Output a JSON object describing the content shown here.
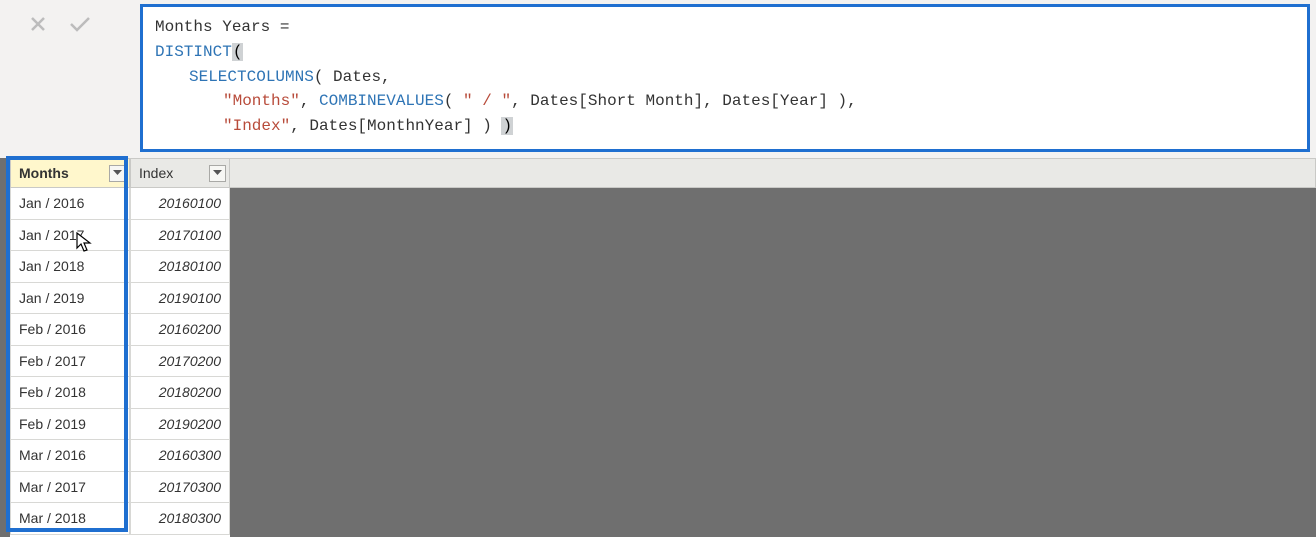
{
  "formula": {
    "measure_name": "Months Years",
    "fn_distinct": "DISTINCT",
    "fn_selectcolumns": "SELECTCOLUMNS",
    "fn_combinevalues": "COMBINEVALUES",
    "tbl": "Dates",
    "str_months": "\"Months\"",
    "str_sep": "\" / \"",
    "str_index": "\"Index\"",
    "col_shortmonth": "Dates[Short Month]",
    "col_year": "Dates[Year]",
    "col_monthnyear": "Dates[MonthnYear]"
  },
  "columns": {
    "months": {
      "header": "Months"
    },
    "index": {
      "header": "Index"
    }
  },
  "rows": [
    {
      "months": "Jan / 2016",
      "index": "20160100"
    },
    {
      "months": "Jan / 2017",
      "index": "20170100"
    },
    {
      "months": "Jan / 2018",
      "index": "20180100"
    },
    {
      "months": "Jan / 2019",
      "index": "20190100"
    },
    {
      "months": "Feb / 2016",
      "index": "20160200"
    },
    {
      "months": "Feb / 2017",
      "index": "20170200"
    },
    {
      "months": "Feb / 2018",
      "index": "20180200"
    },
    {
      "months": "Feb / 2019",
      "index": "20190200"
    },
    {
      "months": "Mar / 2016",
      "index": "20160300"
    },
    {
      "months": "Mar / 2017",
      "index": "20170300"
    },
    {
      "months": "Mar / 2018",
      "index": "20180300"
    }
  ]
}
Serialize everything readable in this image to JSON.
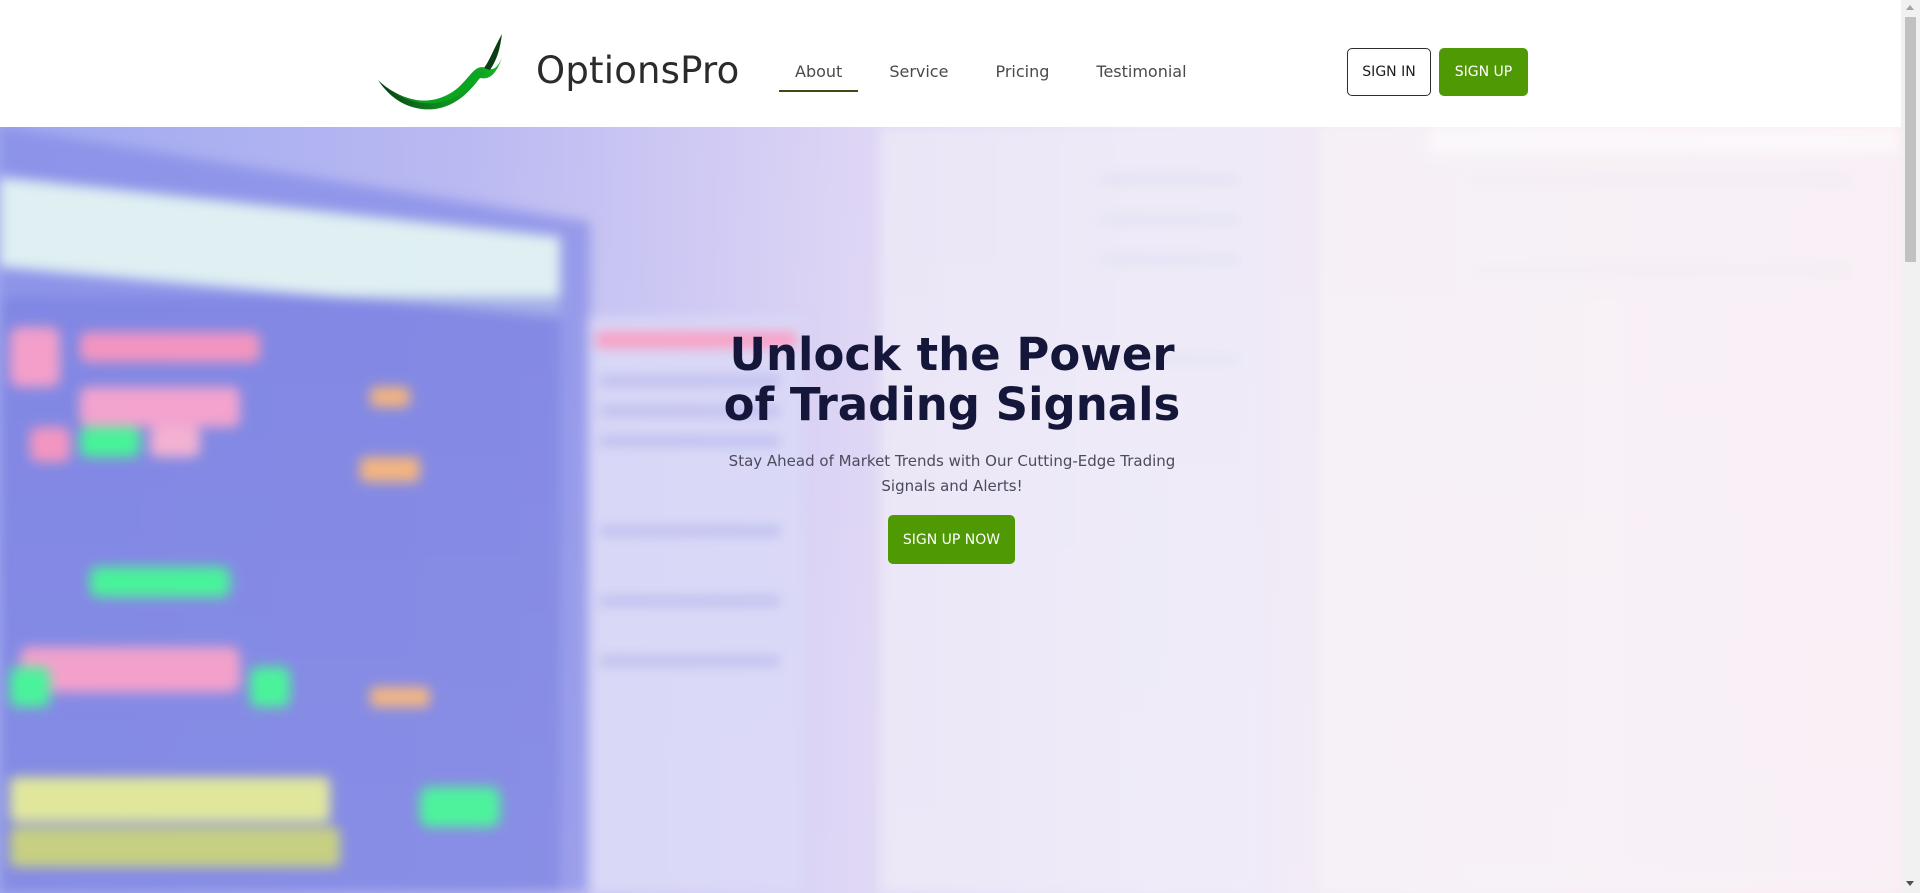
{
  "brand": {
    "name": "OptionsPro",
    "logo_icon": "green-swoosh-logo"
  },
  "nav": {
    "items": [
      {
        "label": "About",
        "active": true
      },
      {
        "label": "Service",
        "active": false
      },
      {
        "label": "Pricing",
        "active": false
      },
      {
        "label": "Testimonial",
        "active": false
      }
    ]
  },
  "auth": {
    "signin_label": "SIGN IN",
    "signup_label": "SIGN UP"
  },
  "hero": {
    "title_line1": "Unlock the Power",
    "title_line2": "of Trading Signals",
    "subtitle": "Stay Ahead of Market Trends with Our Cutting-Edge Trading Signals and Alerts!",
    "cta_label": "SIGN UP NOW",
    "background": "blurred-trading-monitors-image"
  },
  "colors": {
    "accent_green": "#4f9905",
    "title_navy": "#14163a",
    "nav_underline": "#3e4a14"
  }
}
=====
▸ Problem requirements
Give only the count of lines in the data that include the string "JSON".

▸ Written reply
2